> What you need to do:
Each entry here needs to be set down again exactly, please; pictures are left out.
## begin Extracted entries
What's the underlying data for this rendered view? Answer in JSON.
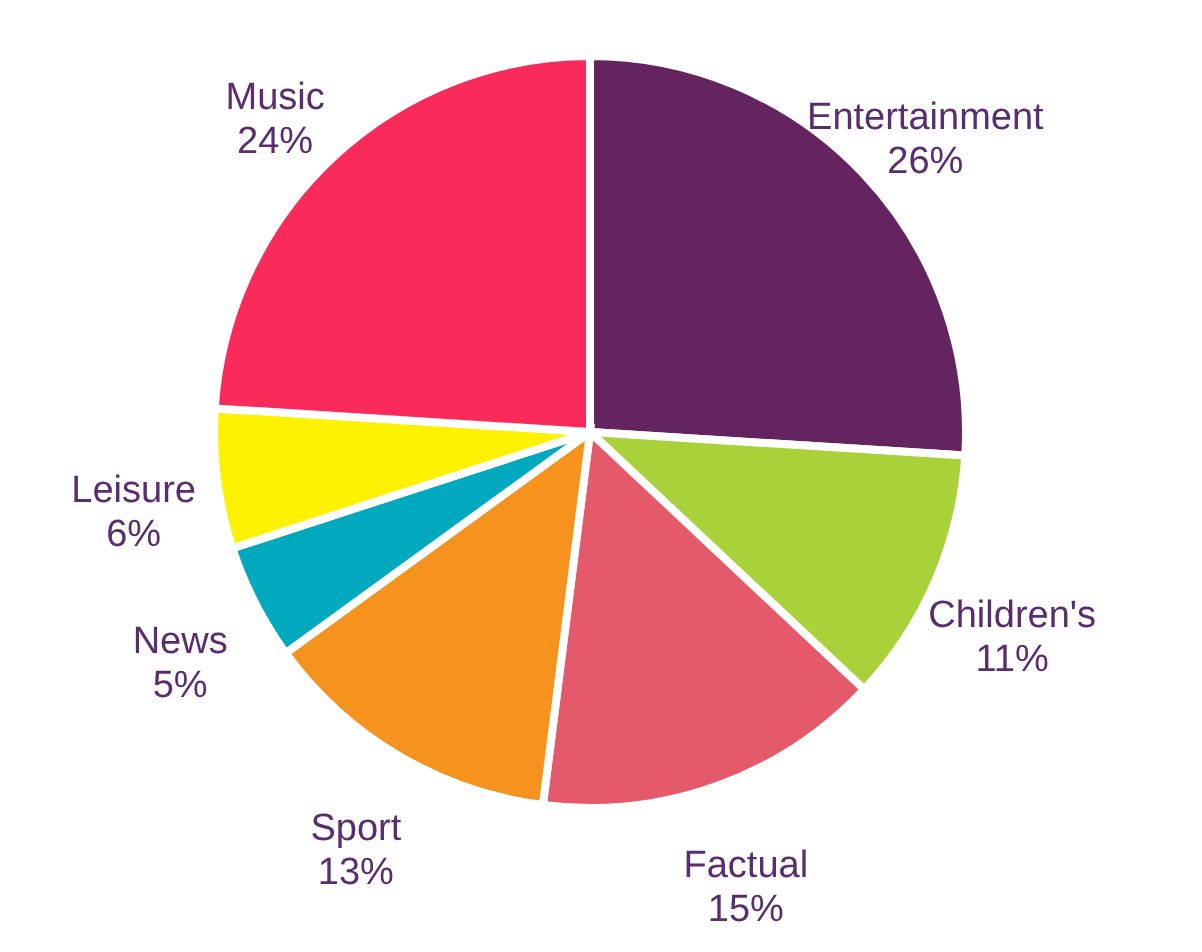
{
  "chart_data": {
    "type": "pie",
    "categories": [
      "Entertainment",
      "Children's",
      "Factual",
      "Sport",
      "News",
      "Leisure",
      "Music"
    ],
    "values": [
      26,
      11,
      15,
      13,
      5,
      6,
      24
    ],
    "value_labels": [
      "26%",
      "11%",
      "15%",
      "13%",
      "5%",
      "6%",
      "24%"
    ],
    "colors": [
      "#63245f",
      "#a8d13a",
      "#e45a6a",
      "#f6921e",
      "#00a9bd",
      "#fff200",
      "#fa2a5a"
    ]
  }
}
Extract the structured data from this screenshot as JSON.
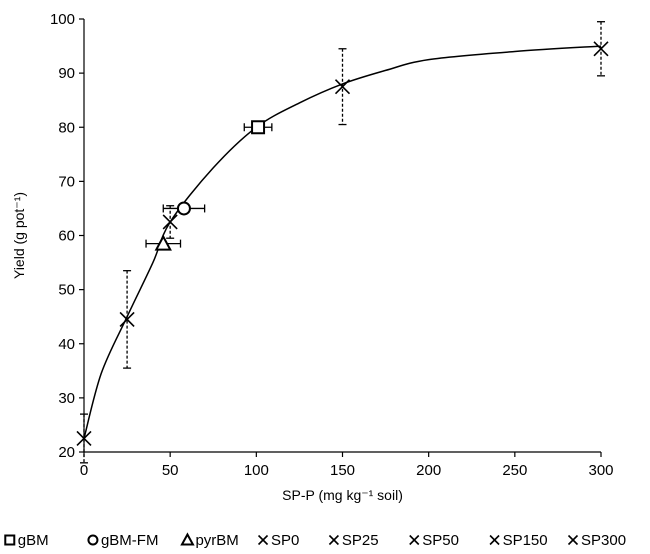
{
  "chart_data": {
    "type": "scatter",
    "xlabel": "SP-P (mg kg⁻¹ soil)",
    "ylabel": "Yield (g pot⁻¹)",
    "xlim": [
      0,
      300
    ],
    "ylim": [
      20,
      100
    ],
    "x_ticks": [
      "0",
      "50",
      "100",
      "150",
      "200",
      "250",
      "300"
    ],
    "y_ticks": [
      "20",
      "30",
      "40",
      "50",
      "60",
      "70",
      "80",
      "90",
      "100"
    ],
    "grid": false,
    "legend_position": "bottom",
    "fitted_curve": {
      "color": "#000000",
      "points": [
        [
          0,
          22.5
        ],
        [
          10,
          34.5
        ],
        [
          25,
          45
        ],
        [
          40,
          55
        ],
        [
          50,
          62.5
        ],
        [
          75,
          72.5
        ],
        [
          100,
          80
        ],
        [
          125,
          84.5
        ],
        [
          150,
          88
        ],
        [
          175,
          90.5
        ],
        [
          200,
          92.5
        ],
        [
          250,
          94
        ],
        [
          300,
          95
        ]
      ]
    },
    "series": [
      {
        "name": "gBM",
        "marker": "square",
        "x": 101,
        "y": 80,
        "x_err": 8,
        "y_err": 0
      },
      {
        "name": "gBM-FM",
        "marker": "circle",
        "x": 58,
        "y": 65,
        "x_err": 12,
        "y_err": 0
      },
      {
        "name": "pyrBM",
        "marker": "triangle",
        "x": 46,
        "y": 58.5,
        "x_err": 10,
        "y_err": 0
      },
      {
        "name": "SP0",
        "marker": "x",
        "x": 0,
        "y": 22.5,
        "x_err": 0,
        "y_err": 4.5
      },
      {
        "name": "SP25",
        "marker": "x",
        "x": 25,
        "y": 44.5,
        "x_err": 0,
        "y_err": 9
      },
      {
        "name": "SP50",
        "marker": "x",
        "x": 50,
        "y": 62.5,
        "x_err": 0,
        "y_err": 3
      },
      {
        "name": "SP150",
        "marker": "x",
        "x": 150,
        "y": 87.5,
        "x_err": 0,
        "y_err": 7
      },
      {
        "name": "SP300",
        "marker": "x",
        "x": 300,
        "y": 94.5,
        "x_err": 0,
        "y_err": 5
      }
    ]
  }
}
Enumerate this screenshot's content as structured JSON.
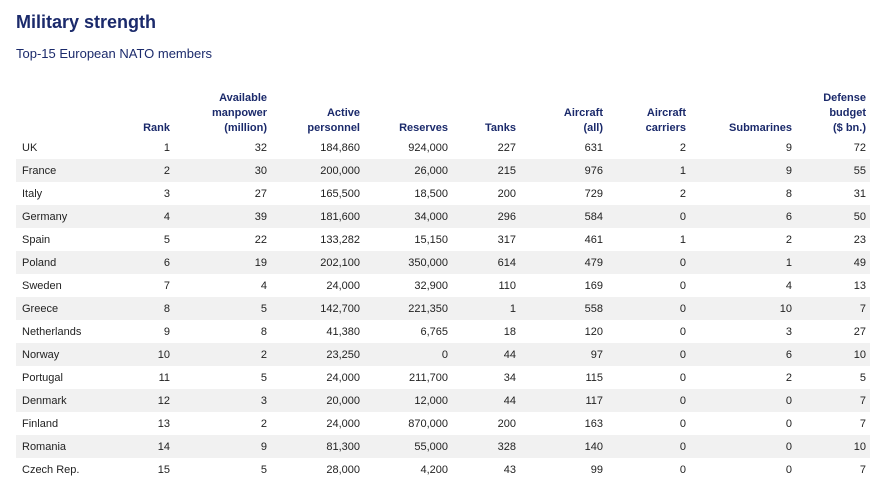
## end Extracted entries
> Correct answer:
What's the underlying data for this rendered view? Answer in JSON.
{
  "chart_data": {
    "type": "pie",
    "categories": [
      "Entertainment",
      "Children's",
      "Factual",
      "Sport",
      "News",
      "Leisure",
      "Music"
    ],
    "values": [
      26,
      11,
      15,
      13,
      5,
      6,
      24
    ],
    "value_labels": [
      "26%",
      "11%",
      "15%",
      "13%",
      "5%",
      "6%",
      "24%"
    ],
    "colors": [
      "#63245f",
      "#a8d13a",
      "#e45a6a",
      "#f6921e",
      "#00a9bd",
      "#fff200",
      "#fa2a5a"
    ]
  }
}
Extract the structured data from this screenshot as JSON.
{
  "chart_data": {
    "type": "scatter",
    "xlabel": "SP-P (mg kg⁻¹ soil)",
    "ylabel": "Yield (g pot⁻¹)",
    "xlim": [
      0,
      300
    ],
    "ylim": [
      20,
      100
    ],
    "x_ticks": [
      "0",
      "50",
      "100",
      "150",
      "200",
      "250",
      "300"
    ],
    "y_ticks": [
      "20",
      "30",
      "40",
      "50",
      "60",
      "70",
      "80",
      "90",
      "100"
    ],
    "grid": false,
    "legend_position": "bottom",
    "fitted_curve": {
      "color": "#000000",
      "points": [
        [
          0,
          22.5
        ],
        [
          10,
          34.5
        ],
        [
          25,
          45
        ],
        [
          40,
          55
        ],
        [
          50,
          62.5
        ],
        [
          75,
          72.5
        ],
        [
          100,
          80
        ],
        [
          125,
          84.5
        ],
        [
          150,
          88
        ],
        [
          175,
          90.5
        ],
        [
          200,
          92.5
        ],
        [
          250,
          94
        ],
        [
          300,
          95
        ]
      ]
    },
    "series": [
      {
        "name": "gBM",
        "marker": "square",
        "x": 101,
        "y": 80,
        "x_err": 8,
        "y_err": 0
      },
      {
        "name": "gBM-FM",
        "marker": "circle",
        "x": 58,
        "y": 65,
        "x_err": 12,
        "y_err": 0
      },
      {
        "name": "pyrBM",
        "marker": "triangle",
        "x": 46,
        "y": 58.5,
        "x_err": 10,
        "y_err": 0
      },
      {
        "name": "SP0",
        "marker": "x",
        "x": 0,
        "y": 22.5,
        "x_err": 0,
        "y_err": 4.5
      },
      {
        "name": "SP25",
        "marker": "x",
        "x": 25,
        "y": 44.5,
        "x_err": 0,
        "y_err": 9
      },
      {
        "name": "SP50",
        "marker": "x",
        "x": 50,
        "y": 62.5,
        "x_err": 0,
        "y_err": 3
      },
      {
        "name": "SP150",
        "marker": "x",
        "x": 150,
        "y": 87.5,
        "x_err": 0,
        "y_err": 7
      },
      {
        "name": "SP300",
        "marker": "x",
        "x": 300,
        "y": 94.5,
        "x_err": 0,
        "y_err": 5
      }
    ]
  }
}
Enumerate this screenshot's content as structured JSON.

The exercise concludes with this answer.